■ STORED DATA
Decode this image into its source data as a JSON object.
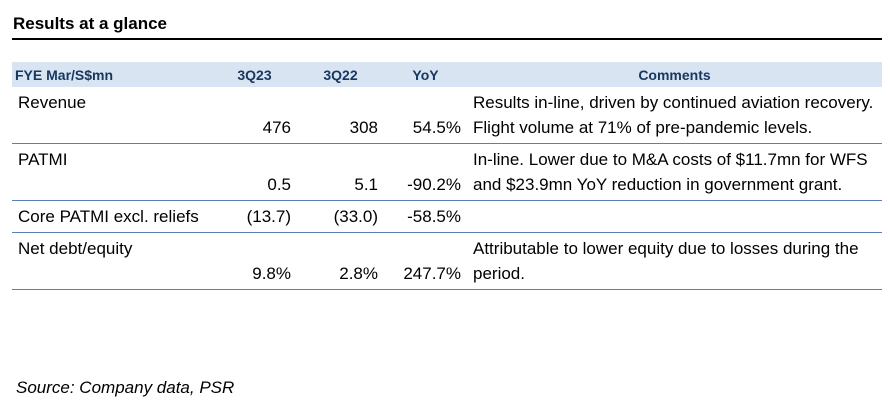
{
  "title": "Results at a glance",
  "columns": {
    "label": "FYE Mar/S$mn",
    "q1": "3Q23",
    "q2": "3Q22",
    "yoy": "YoY",
    "comments": "Comments"
  },
  "rows": [
    {
      "label": "Revenue",
      "q1": "476",
      "q2": "308",
      "yoy": "54.5%",
      "comment": "Results in-line, driven by continued aviation recovery. Flight volume at 71% of pre-pandemic levels."
    },
    {
      "label": "PATMI",
      "q1": "0.5",
      "q2": "5.1",
      "yoy": "-90.2%",
      "comment": "In-line. Lower due to M&A costs of $11.7mn for WFS and $23.9mn YoY reduction in government grant."
    },
    {
      "label": "Core PATMI excl. reliefs",
      "q1": "(13.7)",
      "q2": "(33.0)",
      "yoy": "-58.5%",
      "comment": ""
    },
    {
      "label": "Net debt/equity",
      "q1": "9.8%",
      "q2": "2.8%",
      "yoy": "247.7%",
      "comment": "Attributable to lower equity due to losses during the period."
    }
  ],
  "source": "Source: Company data, PSR"
}
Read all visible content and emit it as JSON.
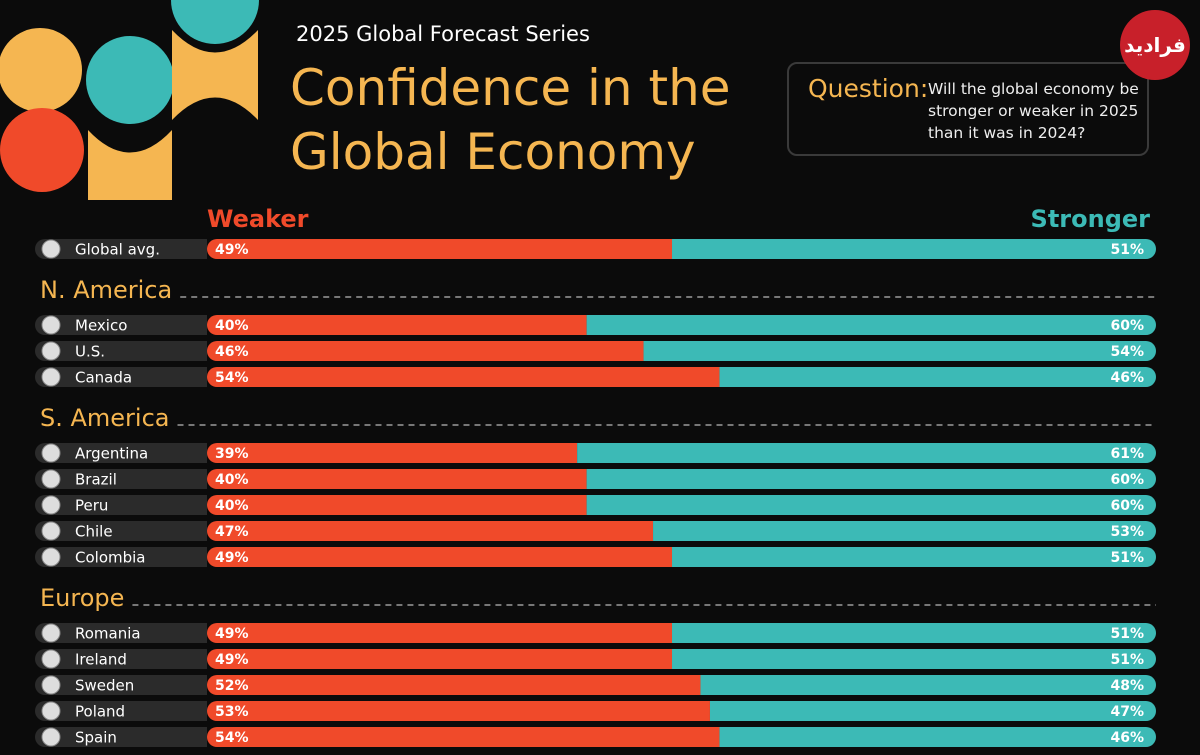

■ STATED TASK
In your copy of the listing above, reproduce each line exactly and omit all pictures.

■ COMPLETE OUTPUT
Decode this image into its source data as a JSON object.
{
  "title": "Results at a glance",
  "columns": {
    "label": "FYE Mar/S$mn",
    "q1": "3Q23",
    "q2": "3Q22",
    "yoy": "YoY",
    "comments": "Comments"
  },
  "rows": [
    {
      "label": "Revenue",
      "q1": "476",
      "q2": "308",
      "yoy": "54.5%",
      "comment": "Results in-line, driven by continued aviation recovery. Flight volume at 71% of pre-pandemic levels."
    },
    {
      "label": "PATMI",
      "q1": "0.5",
      "q2": "5.1",
      "yoy": "-90.2%",
      "comment": "In-line. Lower due to M&A costs of $11.7mn for WFS and $23.9mn YoY reduction in government grant."
    },
    {
      "label": "Core PATMI excl. reliefs",
      "q1": "(13.7)",
      "q2": "(33.0)",
      "yoy": "-58.5%",
      "comment": ""
    },
    {
      "label": "Net debt/equity",
      "q1": "9.8%",
      "q2": "2.8%",
      "yoy": "247.7%",
      "comment": "Attributable to lower equity due to losses during the period."
    }
  ],
  "source": "Source: Company data, PSR"
}
Read all visible content and emit it as JSON.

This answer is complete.